Begin RAW DATA
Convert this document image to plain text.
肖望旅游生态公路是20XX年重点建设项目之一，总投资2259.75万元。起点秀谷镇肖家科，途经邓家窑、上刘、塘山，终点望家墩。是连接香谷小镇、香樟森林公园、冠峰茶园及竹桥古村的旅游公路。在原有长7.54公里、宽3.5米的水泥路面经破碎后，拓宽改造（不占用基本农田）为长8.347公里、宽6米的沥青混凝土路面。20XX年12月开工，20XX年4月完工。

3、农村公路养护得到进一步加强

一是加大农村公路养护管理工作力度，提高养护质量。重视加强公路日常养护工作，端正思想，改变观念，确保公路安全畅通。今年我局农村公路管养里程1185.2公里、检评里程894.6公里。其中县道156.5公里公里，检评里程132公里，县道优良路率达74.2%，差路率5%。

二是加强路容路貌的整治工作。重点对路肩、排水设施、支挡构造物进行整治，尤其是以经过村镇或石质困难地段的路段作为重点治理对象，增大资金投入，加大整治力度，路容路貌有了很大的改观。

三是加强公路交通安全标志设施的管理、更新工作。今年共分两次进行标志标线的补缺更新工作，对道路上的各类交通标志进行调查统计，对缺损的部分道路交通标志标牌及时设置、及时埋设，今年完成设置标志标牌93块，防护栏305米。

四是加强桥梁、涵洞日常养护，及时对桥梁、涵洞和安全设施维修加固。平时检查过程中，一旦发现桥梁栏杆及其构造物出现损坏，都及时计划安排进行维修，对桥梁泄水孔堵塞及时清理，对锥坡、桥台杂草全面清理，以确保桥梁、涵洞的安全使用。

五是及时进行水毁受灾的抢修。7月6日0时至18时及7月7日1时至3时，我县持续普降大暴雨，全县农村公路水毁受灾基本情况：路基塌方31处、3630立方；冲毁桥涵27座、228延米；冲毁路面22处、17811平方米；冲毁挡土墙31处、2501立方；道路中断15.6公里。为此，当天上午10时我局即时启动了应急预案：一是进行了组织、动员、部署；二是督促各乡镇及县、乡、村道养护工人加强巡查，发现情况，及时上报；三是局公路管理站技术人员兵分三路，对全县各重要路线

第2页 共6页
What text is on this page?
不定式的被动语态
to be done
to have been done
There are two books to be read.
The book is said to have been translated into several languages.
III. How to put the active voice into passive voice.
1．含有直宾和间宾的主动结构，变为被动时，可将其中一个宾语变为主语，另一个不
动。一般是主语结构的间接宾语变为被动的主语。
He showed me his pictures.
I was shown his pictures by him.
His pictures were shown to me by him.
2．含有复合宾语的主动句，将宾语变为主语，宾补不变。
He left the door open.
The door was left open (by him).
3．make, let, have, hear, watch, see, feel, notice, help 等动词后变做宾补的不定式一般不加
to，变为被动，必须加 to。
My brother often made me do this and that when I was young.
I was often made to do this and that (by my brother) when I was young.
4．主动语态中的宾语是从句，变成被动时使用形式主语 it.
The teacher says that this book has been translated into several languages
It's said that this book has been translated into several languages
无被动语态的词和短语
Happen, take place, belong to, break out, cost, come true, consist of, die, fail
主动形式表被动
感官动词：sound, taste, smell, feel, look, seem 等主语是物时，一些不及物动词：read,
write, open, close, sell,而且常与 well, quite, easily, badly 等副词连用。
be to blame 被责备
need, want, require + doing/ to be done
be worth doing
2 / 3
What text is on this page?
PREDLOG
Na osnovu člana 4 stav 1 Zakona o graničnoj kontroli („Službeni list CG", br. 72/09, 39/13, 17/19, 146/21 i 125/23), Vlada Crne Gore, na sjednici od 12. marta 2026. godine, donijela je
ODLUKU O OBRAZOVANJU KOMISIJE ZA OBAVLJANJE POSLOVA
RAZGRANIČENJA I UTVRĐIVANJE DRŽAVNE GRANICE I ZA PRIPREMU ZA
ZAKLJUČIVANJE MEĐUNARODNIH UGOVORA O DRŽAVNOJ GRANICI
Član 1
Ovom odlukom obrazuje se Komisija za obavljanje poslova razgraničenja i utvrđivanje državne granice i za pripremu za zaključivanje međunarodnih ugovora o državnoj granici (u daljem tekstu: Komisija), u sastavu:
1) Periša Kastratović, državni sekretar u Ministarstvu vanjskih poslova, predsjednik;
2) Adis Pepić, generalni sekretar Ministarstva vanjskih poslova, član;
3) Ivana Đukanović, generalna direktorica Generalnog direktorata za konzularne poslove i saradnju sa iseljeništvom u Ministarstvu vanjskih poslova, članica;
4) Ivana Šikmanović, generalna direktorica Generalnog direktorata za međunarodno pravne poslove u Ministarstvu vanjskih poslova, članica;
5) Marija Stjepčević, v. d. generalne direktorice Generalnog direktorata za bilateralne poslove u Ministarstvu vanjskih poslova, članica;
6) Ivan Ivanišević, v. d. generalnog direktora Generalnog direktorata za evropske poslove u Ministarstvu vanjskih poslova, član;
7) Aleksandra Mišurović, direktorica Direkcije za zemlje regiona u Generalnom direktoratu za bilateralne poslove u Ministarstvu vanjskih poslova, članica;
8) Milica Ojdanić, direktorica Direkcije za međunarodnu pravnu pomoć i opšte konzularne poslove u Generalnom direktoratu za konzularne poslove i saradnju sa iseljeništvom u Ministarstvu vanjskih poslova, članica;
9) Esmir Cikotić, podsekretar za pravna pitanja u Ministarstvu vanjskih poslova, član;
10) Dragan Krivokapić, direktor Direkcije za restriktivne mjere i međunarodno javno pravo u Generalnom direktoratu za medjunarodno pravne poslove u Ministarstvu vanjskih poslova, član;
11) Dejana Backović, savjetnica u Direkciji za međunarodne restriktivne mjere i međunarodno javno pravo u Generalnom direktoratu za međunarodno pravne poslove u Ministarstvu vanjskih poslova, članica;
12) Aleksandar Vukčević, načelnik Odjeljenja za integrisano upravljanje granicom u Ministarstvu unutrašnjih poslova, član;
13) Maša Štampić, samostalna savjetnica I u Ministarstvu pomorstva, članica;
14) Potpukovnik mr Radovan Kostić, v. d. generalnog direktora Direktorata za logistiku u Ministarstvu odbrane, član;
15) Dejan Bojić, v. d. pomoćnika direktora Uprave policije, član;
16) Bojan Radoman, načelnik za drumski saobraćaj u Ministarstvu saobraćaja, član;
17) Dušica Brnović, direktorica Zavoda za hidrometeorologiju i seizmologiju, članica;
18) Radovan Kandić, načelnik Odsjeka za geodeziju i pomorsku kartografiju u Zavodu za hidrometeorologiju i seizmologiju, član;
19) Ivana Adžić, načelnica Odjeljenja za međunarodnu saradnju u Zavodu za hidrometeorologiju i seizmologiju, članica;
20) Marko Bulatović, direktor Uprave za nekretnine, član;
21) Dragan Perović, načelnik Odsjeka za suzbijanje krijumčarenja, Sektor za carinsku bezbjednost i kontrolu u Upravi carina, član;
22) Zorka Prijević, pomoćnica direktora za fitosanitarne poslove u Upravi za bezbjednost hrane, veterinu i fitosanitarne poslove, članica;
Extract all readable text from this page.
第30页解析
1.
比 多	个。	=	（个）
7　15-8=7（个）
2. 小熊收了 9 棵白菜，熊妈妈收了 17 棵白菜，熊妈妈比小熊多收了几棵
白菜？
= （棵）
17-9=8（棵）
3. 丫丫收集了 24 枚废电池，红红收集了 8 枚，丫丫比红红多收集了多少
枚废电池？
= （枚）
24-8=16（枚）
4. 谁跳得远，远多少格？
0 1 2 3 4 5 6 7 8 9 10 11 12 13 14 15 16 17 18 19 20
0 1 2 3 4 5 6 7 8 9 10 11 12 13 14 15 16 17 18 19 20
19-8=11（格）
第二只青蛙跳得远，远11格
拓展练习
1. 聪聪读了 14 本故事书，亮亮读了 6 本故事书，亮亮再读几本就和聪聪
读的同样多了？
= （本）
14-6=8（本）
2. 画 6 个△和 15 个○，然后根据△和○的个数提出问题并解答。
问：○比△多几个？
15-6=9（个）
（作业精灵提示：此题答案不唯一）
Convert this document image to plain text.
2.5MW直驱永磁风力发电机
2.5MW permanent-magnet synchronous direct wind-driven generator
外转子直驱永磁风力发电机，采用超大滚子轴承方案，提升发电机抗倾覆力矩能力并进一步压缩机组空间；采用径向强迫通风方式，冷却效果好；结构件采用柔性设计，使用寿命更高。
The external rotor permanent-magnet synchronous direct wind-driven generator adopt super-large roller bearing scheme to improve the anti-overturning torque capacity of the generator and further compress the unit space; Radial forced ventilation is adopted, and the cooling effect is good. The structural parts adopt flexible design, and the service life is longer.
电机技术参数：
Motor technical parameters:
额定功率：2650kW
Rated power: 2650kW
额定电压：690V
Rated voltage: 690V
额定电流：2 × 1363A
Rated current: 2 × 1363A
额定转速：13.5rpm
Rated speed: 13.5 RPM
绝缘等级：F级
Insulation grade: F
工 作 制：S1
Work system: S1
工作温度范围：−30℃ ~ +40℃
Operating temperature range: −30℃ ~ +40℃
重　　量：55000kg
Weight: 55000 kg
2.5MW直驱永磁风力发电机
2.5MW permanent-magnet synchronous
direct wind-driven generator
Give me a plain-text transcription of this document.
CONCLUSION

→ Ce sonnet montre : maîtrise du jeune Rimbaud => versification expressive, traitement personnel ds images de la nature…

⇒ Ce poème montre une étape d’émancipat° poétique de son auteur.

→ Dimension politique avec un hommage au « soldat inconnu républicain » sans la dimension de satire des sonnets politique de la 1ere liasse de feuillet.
End RAW DATA
* [YOUR OBJECTIVE]:
Of the lines in the data above, how many contain the word "into"? Give only that figure.

* [OUTPUT]:
4